## BEGIN Extracted records

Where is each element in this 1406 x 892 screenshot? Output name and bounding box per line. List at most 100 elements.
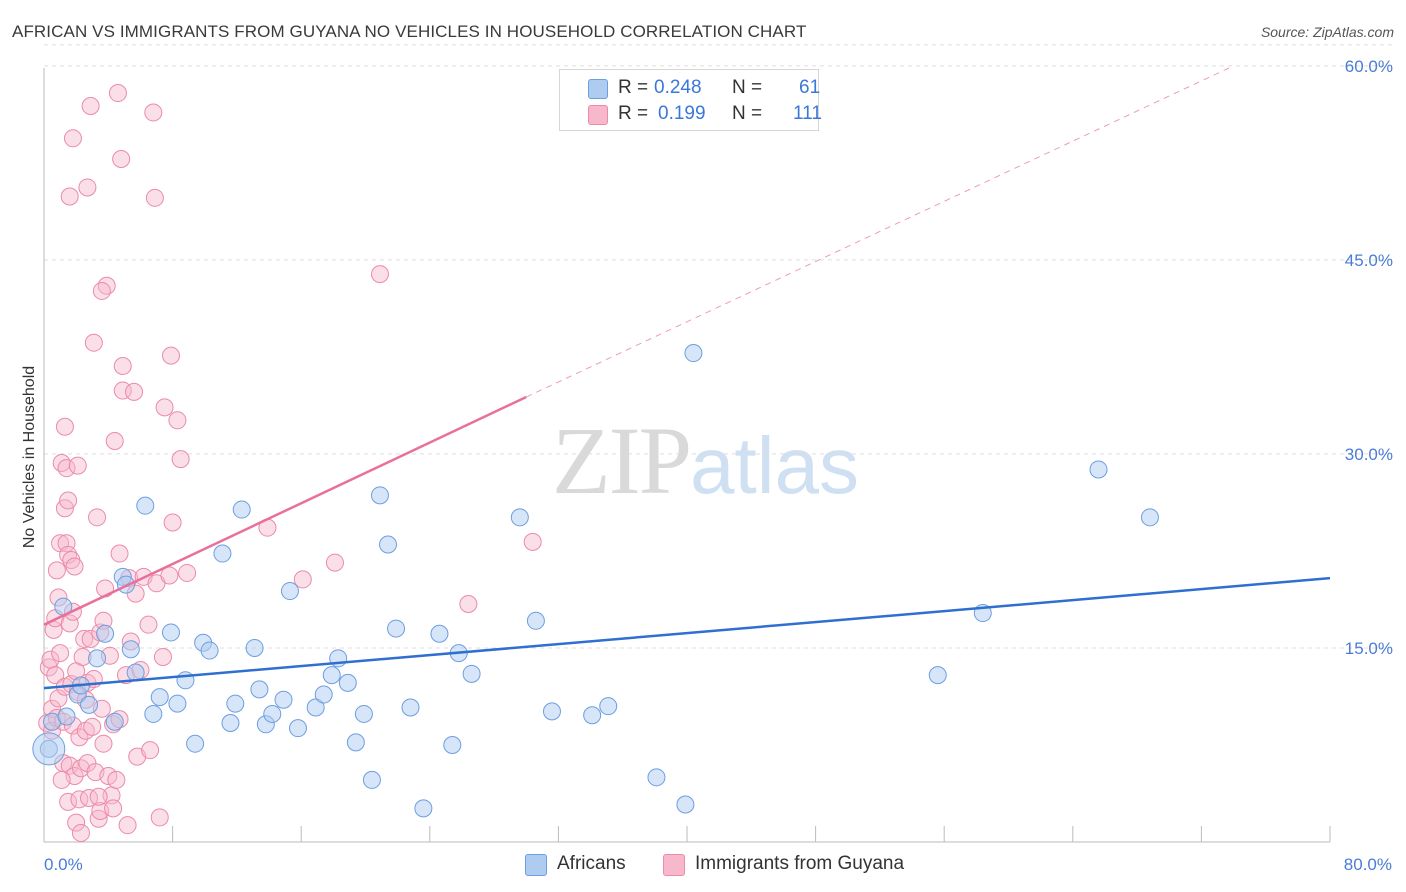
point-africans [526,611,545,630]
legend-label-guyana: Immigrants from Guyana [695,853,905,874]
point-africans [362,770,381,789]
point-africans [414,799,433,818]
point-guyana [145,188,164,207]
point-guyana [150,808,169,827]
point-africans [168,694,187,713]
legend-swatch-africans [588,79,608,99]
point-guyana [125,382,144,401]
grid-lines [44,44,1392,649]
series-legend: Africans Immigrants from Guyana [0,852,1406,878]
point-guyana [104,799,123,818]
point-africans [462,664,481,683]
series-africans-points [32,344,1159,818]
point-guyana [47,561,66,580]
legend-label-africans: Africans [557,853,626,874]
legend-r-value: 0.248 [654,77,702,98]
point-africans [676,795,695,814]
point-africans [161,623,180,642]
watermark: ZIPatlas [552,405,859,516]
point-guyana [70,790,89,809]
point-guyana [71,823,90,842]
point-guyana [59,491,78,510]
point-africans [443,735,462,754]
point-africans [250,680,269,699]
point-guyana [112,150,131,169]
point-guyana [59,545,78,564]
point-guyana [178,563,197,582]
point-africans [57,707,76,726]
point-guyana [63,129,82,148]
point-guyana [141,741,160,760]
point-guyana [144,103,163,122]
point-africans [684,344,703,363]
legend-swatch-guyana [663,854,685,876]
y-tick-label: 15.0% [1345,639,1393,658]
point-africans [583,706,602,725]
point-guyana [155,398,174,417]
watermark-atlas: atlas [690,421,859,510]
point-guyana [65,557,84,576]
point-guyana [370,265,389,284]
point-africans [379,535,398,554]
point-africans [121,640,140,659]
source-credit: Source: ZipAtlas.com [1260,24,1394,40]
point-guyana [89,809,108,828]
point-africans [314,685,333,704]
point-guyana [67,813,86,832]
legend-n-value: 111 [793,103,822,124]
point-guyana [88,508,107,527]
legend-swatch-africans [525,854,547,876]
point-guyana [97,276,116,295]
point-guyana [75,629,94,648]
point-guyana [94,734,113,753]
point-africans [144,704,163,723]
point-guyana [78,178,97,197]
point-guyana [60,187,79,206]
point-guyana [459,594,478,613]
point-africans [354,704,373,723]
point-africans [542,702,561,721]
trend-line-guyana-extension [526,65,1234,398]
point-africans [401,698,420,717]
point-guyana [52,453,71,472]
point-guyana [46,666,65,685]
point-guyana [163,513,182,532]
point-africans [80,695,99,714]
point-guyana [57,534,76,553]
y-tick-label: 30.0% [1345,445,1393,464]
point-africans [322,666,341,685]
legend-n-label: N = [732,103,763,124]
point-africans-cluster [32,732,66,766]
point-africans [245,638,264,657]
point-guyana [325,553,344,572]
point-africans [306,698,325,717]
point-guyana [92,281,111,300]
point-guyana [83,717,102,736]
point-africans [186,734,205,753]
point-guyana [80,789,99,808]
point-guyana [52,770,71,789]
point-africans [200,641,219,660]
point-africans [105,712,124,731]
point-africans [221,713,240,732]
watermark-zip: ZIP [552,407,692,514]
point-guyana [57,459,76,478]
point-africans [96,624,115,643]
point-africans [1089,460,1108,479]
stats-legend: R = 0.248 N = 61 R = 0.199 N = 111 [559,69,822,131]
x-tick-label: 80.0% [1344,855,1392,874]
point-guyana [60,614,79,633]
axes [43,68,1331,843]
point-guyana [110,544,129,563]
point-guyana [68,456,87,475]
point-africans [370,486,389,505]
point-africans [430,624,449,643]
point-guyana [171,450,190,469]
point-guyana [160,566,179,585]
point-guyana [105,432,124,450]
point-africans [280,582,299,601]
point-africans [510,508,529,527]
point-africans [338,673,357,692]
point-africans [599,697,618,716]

## END Extracted records

Change every "point-guyana" in these lines to "dot-guyana", keeping everything else the same, and leave the pictures out of your answer.

> [Answer to this exercise]:
Where is each element in this 1406 x 892 screenshot? Output name and bounding box per line. List at most 100 elements.
point-africans [526,611,545,630]
legend-label-guyana: Immigrants from Guyana [695,853,905,874]
point-africans [362,770,381,789]
point-africans [414,799,433,818]
dot-guyana [145,188,164,207]
dot-guyana [150,808,169,827]
point-africans [168,694,187,713]
legend-swatch-africans [588,79,608,99]
dot-guyana [125,382,144,401]
grid-lines [44,44,1392,649]
series-legend: Africans Immigrants from Guyana [0,852,1406,878]
dot-guyana [104,799,123,818]
point-africans [462,664,481,683]
series-africans-points [32,344,1159,818]
dot-guyana [47,561,66,580]
legend-label-africans: Africans [557,853,626,874]
legend-r-value: 0.248 [654,77,702,98]
point-africans [676,795,695,814]
point-africans [161,623,180,642]
watermark: ZIPatlas [552,405,859,516]
dot-guyana [70,790,89,809]
dot-guyana [71,823,90,842]
dot-guyana [59,491,78,510]
point-africans [443,735,462,754]
point-africans [250,680,269,699]
dot-guyana [112,150,131,169]
dot-guyana [59,545,78,564]
dot-guyana [178,563,197,582]
point-africans [57,707,76,726]
dot-guyana [63,129,82,148]
dot-guyana [141,741,160,760]
dot-guyana [144,103,163,122]
point-africans [684,344,703,363]
legend-swatch-guyana [663,854,685,876]
y-tick-label: 15.0% [1345,639,1393,658]
point-africans [583,706,602,725]
dot-guyana [155,398,174,417]
watermark-atlas: atlas [690,421,859,510]
dot-guyana [65,557,84,576]
dot-guyana [370,265,389,284]
point-africans [379,535,398,554]
point-africans [121,640,140,659]
source-credit: Source: ZipAtlas.com [1260,24,1394,40]
dot-guyana [89,809,108,828]
point-africans [314,685,333,704]
dot-guyana [67,813,86,832]
legend-n-value: 111 [793,103,822,124]
dot-guyana [88,508,107,527]
legend-swatch-africans [525,854,547,876]
dot-guyana [97,276,116,295]
dot-guyana [75,629,94,648]
dot-guyana [94,734,113,753]
point-africans [144,704,163,723]
dot-guyana [78,178,97,197]
dot-guyana [60,187,79,206]
dot-guyana [459,594,478,613]
point-africans [354,704,373,723]
point-africans [542,702,561,721]
trend-line-guyana-extension [526,65,1234,398]
point-africans [401,698,420,717]
dot-guyana [52,453,71,472]
dot-guyana [46,666,65,685]
dot-guyana [163,513,182,532]
point-africans [80,695,99,714]
dot-guyana [57,534,76,553]
y-tick-label: 30.0% [1345,445,1393,464]
point-africans [322,666,341,685]
legend-n-label: N = [732,103,763,124]
point-africans-cluster [32,732,66,766]
point-africans [245,638,264,657]
dot-guyana [325,553,344,572]
point-africans [306,698,325,717]
dot-guyana [92,281,111,300]
dot-guyana [83,717,102,736]
point-africans [186,734,205,753]
dot-guyana [80,789,99,808]
dot-guyana [52,770,71,789]
point-africans [200,641,219,660]
point-africans [105,712,124,731]
point-africans [221,713,240,732]
watermark-zip: ZIP [552,407,692,514]
dot-guyana [57,459,76,478]
point-africans [96,624,115,643]
point-africans [1089,460,1108,479]
stats-legend: R = 0.248 N = 61 R = 0.199 N = 111 [559,69,822,131]
x-tick-label: 80.0% [1344,855,1392,874]
dot-guyana [60,614,79,633]
axes [43,68,1331,843]
dot-guyana [110,544,129,563]
dot-guyana [68,456,87,475]
point-africans [370,486,389,505]
point-africans [430,624,449,643]
dot-guyana [171,450,190,469]
dot-guyana [160,566,179,585]
dot-guyana [105,432,124,450]
point-africans [280,582,299,601]
point-africans [510,508,529,527]
point-africans [338,673,357,692]
point-africans [599,697,618,716]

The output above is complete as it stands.